## Task instructions
Go through the entries below and count the lines holding the word "phone". Reply with only the number, please.

## Dataset records
┏━━
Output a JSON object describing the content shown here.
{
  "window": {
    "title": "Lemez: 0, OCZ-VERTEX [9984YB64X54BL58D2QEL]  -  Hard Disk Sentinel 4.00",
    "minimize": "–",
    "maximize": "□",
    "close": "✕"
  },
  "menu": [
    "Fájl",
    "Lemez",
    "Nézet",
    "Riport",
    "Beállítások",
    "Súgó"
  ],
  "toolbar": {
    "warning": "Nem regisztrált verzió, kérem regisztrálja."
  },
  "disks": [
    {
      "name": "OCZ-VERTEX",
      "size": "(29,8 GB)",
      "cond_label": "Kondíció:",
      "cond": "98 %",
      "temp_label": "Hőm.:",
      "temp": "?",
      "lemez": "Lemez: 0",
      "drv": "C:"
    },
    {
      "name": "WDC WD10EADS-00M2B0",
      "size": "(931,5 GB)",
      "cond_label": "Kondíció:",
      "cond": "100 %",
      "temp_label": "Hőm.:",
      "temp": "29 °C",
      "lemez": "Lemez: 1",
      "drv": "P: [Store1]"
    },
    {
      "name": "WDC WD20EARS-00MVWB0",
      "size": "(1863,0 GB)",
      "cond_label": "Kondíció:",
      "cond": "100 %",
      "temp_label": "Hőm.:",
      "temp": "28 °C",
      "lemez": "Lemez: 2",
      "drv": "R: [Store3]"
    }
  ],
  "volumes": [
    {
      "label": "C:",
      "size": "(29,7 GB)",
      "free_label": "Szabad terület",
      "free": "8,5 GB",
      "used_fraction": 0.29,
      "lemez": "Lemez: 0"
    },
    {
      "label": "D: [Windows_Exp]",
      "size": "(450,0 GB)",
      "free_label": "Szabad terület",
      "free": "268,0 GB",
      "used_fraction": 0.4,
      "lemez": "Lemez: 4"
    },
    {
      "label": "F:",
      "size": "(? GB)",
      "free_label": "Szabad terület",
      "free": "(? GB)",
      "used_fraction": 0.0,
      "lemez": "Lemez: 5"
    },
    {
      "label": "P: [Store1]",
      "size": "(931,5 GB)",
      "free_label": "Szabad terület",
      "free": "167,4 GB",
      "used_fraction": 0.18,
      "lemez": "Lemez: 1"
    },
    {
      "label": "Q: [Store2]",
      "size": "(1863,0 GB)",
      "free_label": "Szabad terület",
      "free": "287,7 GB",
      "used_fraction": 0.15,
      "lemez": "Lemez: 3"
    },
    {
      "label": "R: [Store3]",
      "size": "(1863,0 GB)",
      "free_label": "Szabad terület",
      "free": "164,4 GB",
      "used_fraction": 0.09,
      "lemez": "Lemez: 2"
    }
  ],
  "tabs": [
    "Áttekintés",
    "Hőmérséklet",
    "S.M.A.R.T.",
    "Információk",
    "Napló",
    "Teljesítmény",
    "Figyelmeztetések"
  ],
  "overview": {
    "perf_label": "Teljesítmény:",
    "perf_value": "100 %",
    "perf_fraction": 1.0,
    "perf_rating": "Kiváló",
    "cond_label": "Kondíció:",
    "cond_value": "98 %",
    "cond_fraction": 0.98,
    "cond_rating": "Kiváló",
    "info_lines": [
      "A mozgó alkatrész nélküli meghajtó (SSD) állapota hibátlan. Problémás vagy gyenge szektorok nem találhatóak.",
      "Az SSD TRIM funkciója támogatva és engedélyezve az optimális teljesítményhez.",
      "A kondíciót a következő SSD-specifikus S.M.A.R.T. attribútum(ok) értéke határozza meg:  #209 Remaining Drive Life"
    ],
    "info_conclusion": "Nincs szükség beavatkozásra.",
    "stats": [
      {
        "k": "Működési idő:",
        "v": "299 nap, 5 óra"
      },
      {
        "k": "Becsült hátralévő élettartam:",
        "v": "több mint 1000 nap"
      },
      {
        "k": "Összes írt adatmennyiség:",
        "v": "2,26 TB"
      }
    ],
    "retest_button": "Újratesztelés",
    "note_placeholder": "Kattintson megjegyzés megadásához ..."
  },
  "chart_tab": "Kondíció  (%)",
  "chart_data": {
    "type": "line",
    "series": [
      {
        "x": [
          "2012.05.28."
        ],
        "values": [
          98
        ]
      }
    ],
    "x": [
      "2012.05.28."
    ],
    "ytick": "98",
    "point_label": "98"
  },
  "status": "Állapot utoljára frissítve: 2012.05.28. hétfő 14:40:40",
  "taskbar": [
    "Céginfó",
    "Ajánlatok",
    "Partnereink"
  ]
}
┗━━
┏━━
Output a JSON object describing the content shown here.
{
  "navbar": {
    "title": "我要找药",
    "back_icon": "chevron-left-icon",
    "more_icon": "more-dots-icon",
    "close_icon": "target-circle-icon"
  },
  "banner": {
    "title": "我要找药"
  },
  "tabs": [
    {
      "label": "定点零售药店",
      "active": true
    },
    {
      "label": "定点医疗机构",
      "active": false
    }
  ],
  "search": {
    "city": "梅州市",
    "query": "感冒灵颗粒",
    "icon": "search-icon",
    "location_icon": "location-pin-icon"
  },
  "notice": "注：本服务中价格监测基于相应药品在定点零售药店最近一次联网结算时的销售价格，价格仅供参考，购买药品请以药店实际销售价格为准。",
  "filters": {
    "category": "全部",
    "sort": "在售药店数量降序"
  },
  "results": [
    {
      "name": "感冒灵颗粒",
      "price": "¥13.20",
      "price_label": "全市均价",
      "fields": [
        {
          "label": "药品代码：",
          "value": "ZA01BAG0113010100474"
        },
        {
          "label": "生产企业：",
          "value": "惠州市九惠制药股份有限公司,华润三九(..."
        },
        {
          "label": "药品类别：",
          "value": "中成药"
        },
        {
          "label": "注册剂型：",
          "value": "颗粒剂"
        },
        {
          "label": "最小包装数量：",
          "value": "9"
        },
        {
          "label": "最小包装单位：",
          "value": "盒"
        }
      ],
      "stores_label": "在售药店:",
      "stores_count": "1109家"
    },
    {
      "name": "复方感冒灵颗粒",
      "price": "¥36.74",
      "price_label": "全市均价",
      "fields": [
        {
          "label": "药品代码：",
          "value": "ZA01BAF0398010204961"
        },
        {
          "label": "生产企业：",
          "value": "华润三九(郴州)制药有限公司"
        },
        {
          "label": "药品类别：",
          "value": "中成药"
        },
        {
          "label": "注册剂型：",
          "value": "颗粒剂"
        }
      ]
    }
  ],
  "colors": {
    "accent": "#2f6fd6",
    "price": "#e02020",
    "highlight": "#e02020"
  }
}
┗━━
┏━━
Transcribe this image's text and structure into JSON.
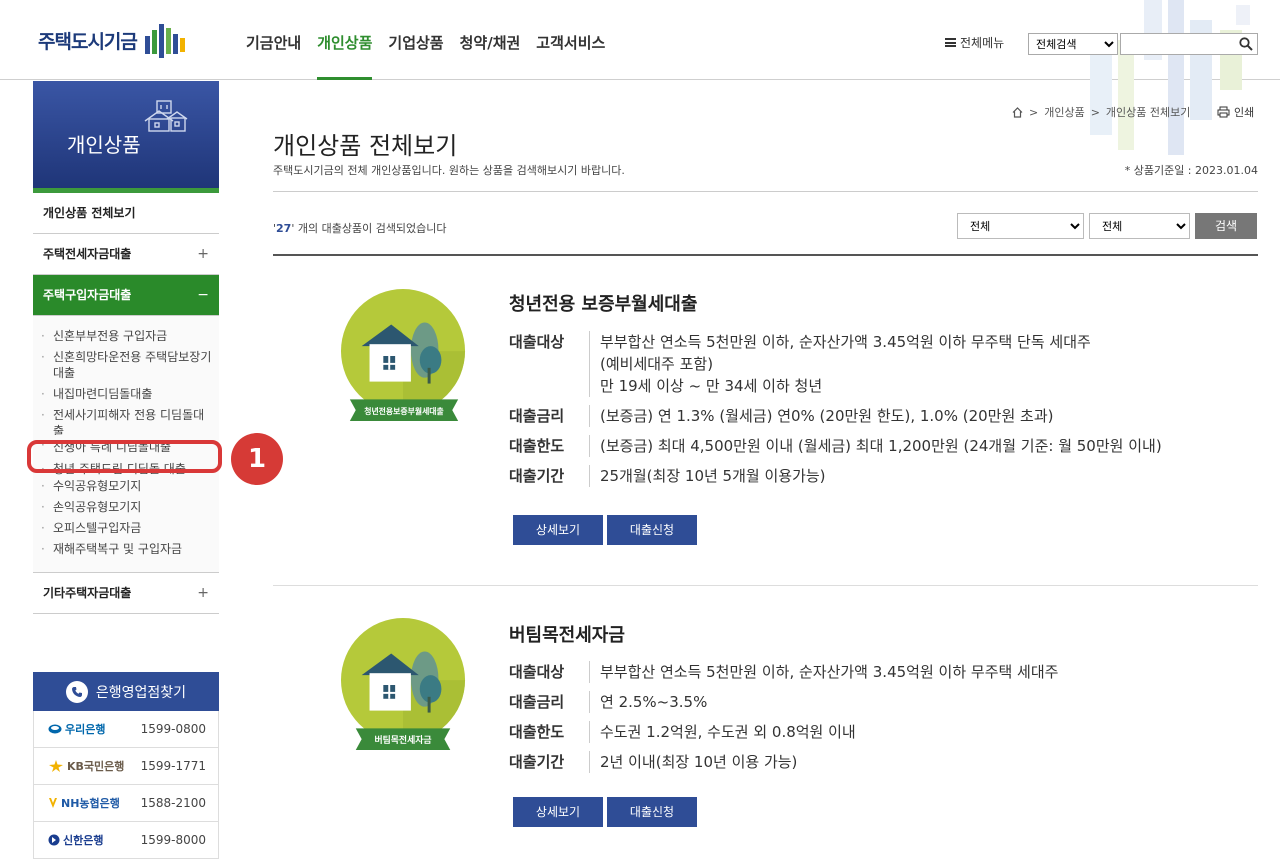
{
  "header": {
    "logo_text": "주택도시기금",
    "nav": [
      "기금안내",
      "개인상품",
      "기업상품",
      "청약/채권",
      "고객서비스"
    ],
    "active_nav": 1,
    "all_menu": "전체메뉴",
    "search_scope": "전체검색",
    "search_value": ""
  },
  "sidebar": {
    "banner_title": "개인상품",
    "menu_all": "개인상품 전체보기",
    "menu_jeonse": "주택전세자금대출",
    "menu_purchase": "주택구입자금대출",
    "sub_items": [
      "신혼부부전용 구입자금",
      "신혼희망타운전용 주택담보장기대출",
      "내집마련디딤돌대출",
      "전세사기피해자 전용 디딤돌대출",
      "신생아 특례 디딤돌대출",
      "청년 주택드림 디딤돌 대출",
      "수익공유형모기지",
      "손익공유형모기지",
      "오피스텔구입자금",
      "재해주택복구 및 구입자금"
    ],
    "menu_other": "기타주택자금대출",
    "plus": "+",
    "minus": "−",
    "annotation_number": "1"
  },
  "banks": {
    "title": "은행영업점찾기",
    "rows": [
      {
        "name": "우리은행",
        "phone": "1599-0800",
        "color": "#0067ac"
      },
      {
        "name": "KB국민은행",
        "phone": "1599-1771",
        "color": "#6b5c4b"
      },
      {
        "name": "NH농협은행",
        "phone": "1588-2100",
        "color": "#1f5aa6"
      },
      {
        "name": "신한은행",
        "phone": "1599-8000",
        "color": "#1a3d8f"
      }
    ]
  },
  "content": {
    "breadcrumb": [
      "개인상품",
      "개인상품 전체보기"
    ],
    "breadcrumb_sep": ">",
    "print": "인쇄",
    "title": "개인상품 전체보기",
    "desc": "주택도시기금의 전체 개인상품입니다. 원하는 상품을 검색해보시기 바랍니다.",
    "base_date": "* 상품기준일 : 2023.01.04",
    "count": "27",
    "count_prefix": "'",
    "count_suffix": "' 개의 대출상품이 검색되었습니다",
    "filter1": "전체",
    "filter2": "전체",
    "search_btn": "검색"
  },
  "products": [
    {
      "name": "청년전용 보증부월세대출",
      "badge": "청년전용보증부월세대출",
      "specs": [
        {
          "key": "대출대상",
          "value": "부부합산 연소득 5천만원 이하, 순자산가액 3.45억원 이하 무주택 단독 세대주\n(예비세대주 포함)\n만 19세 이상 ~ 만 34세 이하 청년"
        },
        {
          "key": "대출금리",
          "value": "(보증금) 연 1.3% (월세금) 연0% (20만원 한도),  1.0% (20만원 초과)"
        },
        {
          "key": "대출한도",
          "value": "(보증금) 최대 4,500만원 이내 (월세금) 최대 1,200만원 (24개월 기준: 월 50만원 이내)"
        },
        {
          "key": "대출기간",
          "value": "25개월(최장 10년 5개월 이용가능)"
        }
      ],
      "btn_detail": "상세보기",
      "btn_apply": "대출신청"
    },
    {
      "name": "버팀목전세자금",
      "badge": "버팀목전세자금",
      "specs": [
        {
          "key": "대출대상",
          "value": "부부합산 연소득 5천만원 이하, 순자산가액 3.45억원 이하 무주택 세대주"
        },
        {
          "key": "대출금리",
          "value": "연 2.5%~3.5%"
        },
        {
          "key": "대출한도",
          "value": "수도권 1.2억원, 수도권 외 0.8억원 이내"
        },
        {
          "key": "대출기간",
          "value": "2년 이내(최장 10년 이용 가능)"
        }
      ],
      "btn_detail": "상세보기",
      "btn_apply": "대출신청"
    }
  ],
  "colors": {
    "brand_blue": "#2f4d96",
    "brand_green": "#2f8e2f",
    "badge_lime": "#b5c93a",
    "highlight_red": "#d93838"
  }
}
┗━━
## Solution to this task
4